Set exercise: Your task is to reproduce the material exactly.

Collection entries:
<<<<

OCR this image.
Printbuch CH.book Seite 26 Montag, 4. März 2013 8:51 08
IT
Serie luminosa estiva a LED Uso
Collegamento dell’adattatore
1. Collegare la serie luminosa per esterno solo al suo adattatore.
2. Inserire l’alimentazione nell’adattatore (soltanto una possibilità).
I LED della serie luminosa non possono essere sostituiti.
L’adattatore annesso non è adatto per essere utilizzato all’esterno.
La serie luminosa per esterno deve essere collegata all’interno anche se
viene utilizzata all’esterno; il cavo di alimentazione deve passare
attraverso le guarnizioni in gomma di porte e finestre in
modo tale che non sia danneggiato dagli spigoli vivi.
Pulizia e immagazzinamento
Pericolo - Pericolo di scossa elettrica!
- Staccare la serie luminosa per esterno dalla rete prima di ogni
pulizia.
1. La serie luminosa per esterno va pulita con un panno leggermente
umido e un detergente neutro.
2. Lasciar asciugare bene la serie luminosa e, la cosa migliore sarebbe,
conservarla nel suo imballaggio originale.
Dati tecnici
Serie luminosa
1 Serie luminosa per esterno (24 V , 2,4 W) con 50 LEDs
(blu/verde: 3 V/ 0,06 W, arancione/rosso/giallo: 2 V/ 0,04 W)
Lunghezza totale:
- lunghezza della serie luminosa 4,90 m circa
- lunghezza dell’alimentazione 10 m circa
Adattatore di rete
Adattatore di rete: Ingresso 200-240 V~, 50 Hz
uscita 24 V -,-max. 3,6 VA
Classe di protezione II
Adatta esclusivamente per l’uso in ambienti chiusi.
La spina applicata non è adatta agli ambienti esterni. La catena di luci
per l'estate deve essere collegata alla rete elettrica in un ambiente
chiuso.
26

>>>>

Problem solution:
OCR this image.
Printbuch CH.book Seite 26 Montag, 4. März 2013 8:51 08
IT
Serie luminosa estiva a LED Uso
Collegamento dell’adattatore
1. Collegare la serie luminosa per esterno solo al suo adattatore.
2. Inserire l’alimentazione nell’adattatore (soltanto una possibilità).
I LED della serie luminosa non possono essere sostituiti.
L’adattatore annesso non è adatto per essere utilizzato all’esterno.
La serie luminosa per esterno deve essere collegata all’interno anche se
viene utilizzata all’esterno; il cavo di alimentazione deve passare
attraverso le guarnizioni in gomma di porte e finestre in
modo tale che non sia danneggiato dagli spigoli vivi.
Pulizia e immagazzinamento
Pericolo - Pericolo di scossa elettrica!
- Staccare la serie luminosa per esterno dalla rete prima di ogni
pulizia.
1. La serie luminosa per esterno va pulita con un panno leggermente
umido e un detergente neutro.
2. Lasciar asciugare bene la serie luminosa e, la cosa migliore sarebbe,
conservarla nel suo imballaggio originale.
Dati tecnici
Serie luminosa
1 Serie luminosa per esterno (24 V , 2,4 W) con 50 LEDs
(blu/verde: 3 V/ 0,06 W, arancione/rosso/giallo: 2 V/ 0,04 W)
Lunghezza totale:
- lunghezza della serie luminosa 4,90 m circa
- lunghezza dell’alimentazione 10 m circa
Adattatore di rete
Adattatore di rete: Ingresso 200-240 V~, 50 Hz
uscita 24 V -,-max. 3,6 VA
Classe di protezione II
Adatta esclusivamente per l’uso in ambienti chiusi.
La spina applicata non è adatta agli ambienti esterni. La catena di luci
per l'estate deve essere collegata alla rete elettrica in un ambiente
chiuso.
26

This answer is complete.